Task requirements »
Records follow. Pull out every line that contains "name".

---------- Exercise inputs

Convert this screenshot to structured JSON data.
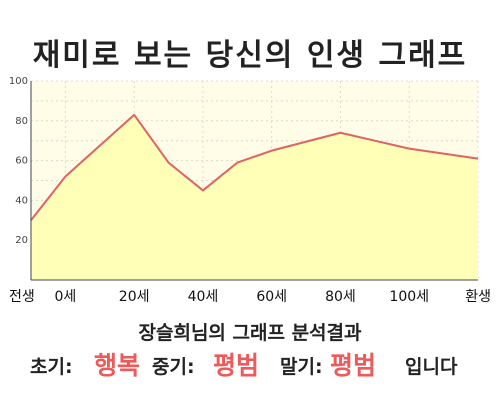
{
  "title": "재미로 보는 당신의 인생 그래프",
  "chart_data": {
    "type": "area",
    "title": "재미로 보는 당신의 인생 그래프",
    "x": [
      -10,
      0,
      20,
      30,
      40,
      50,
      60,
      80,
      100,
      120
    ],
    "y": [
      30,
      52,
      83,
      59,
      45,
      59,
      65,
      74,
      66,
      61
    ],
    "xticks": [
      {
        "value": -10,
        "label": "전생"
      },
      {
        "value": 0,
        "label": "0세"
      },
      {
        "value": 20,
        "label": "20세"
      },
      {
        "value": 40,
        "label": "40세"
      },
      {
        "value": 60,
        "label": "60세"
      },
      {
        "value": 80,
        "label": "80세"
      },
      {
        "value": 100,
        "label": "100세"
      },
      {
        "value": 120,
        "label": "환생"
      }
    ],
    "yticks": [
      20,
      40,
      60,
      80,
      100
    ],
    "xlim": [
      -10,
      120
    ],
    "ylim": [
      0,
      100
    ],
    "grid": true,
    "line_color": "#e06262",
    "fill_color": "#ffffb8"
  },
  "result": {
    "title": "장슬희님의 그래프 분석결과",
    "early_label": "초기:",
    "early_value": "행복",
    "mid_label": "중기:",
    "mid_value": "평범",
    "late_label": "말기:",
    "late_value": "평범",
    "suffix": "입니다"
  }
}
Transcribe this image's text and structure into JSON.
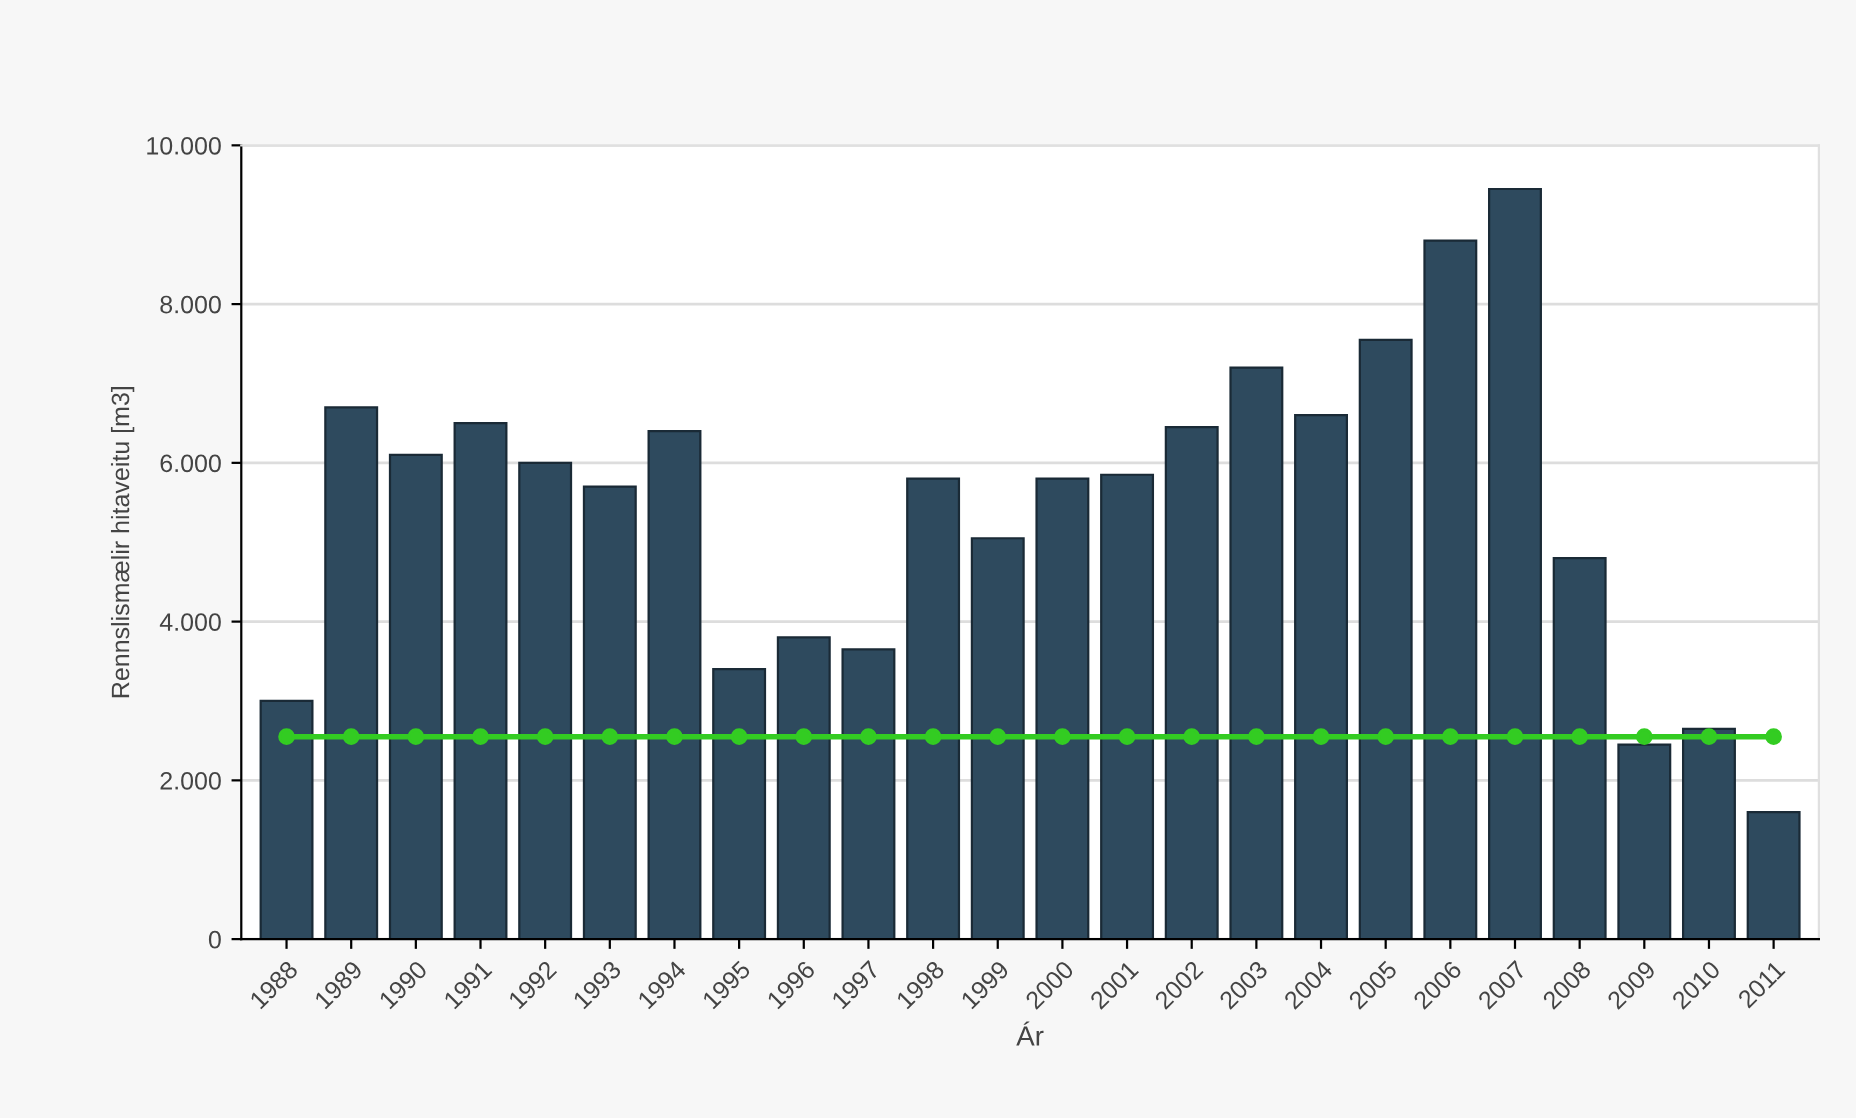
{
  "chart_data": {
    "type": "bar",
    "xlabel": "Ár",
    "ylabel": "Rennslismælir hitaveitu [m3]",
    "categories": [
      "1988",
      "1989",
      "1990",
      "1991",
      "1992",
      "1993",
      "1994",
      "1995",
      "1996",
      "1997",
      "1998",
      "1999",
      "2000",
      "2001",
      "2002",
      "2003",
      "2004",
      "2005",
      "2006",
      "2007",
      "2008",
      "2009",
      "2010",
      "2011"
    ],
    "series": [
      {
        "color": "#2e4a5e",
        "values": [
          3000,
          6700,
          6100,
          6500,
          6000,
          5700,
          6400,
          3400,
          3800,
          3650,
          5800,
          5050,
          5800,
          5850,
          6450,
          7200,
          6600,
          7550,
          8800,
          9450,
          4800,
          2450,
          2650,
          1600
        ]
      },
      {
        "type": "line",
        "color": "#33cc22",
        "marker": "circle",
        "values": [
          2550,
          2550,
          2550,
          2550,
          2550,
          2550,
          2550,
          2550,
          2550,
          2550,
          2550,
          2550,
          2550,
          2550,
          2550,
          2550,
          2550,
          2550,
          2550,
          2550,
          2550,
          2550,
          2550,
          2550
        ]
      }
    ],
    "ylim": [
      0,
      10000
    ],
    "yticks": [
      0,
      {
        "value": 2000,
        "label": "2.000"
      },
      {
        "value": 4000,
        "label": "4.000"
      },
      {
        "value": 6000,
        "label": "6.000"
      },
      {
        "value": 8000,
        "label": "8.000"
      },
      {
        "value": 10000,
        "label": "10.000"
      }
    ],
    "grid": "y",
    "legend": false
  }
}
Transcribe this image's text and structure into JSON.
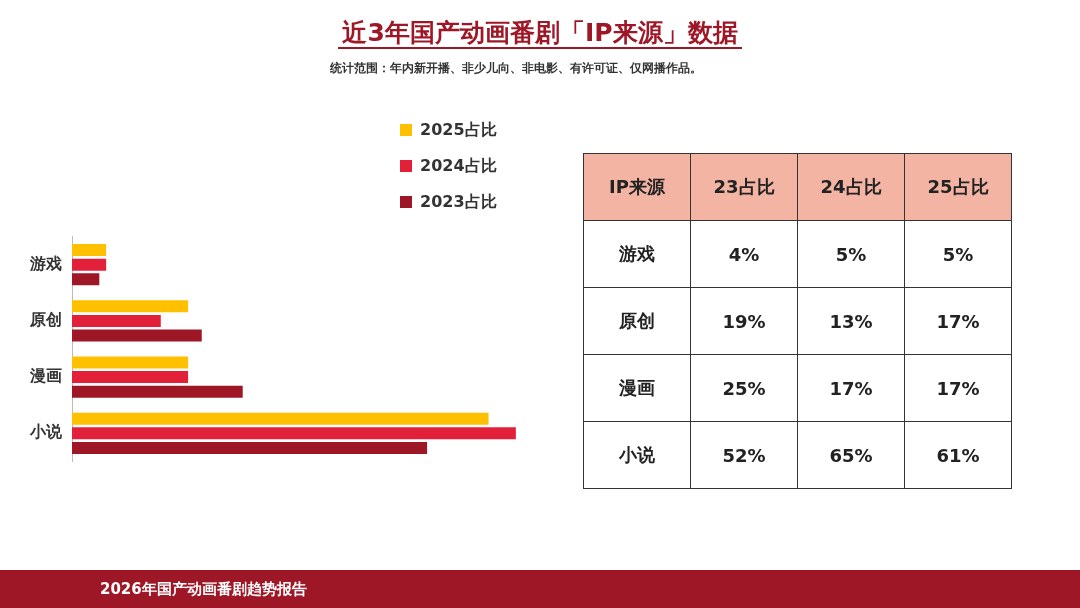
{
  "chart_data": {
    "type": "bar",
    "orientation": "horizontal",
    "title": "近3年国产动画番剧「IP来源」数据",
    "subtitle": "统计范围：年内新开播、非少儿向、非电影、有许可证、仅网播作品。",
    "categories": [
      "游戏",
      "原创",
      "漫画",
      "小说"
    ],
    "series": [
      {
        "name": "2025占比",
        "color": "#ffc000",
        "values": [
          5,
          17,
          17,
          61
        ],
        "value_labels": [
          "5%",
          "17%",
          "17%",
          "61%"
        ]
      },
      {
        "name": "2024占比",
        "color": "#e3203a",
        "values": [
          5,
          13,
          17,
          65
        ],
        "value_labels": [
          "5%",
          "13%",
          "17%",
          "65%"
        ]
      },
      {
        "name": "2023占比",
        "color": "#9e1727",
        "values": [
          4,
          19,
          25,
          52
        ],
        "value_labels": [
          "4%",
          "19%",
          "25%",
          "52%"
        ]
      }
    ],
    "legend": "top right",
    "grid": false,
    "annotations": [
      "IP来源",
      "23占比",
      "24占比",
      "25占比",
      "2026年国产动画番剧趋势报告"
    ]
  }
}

--------------------

Output of the task »
        "name": "2025占比",
        "name": "2024占比",
        "name": "2023占比",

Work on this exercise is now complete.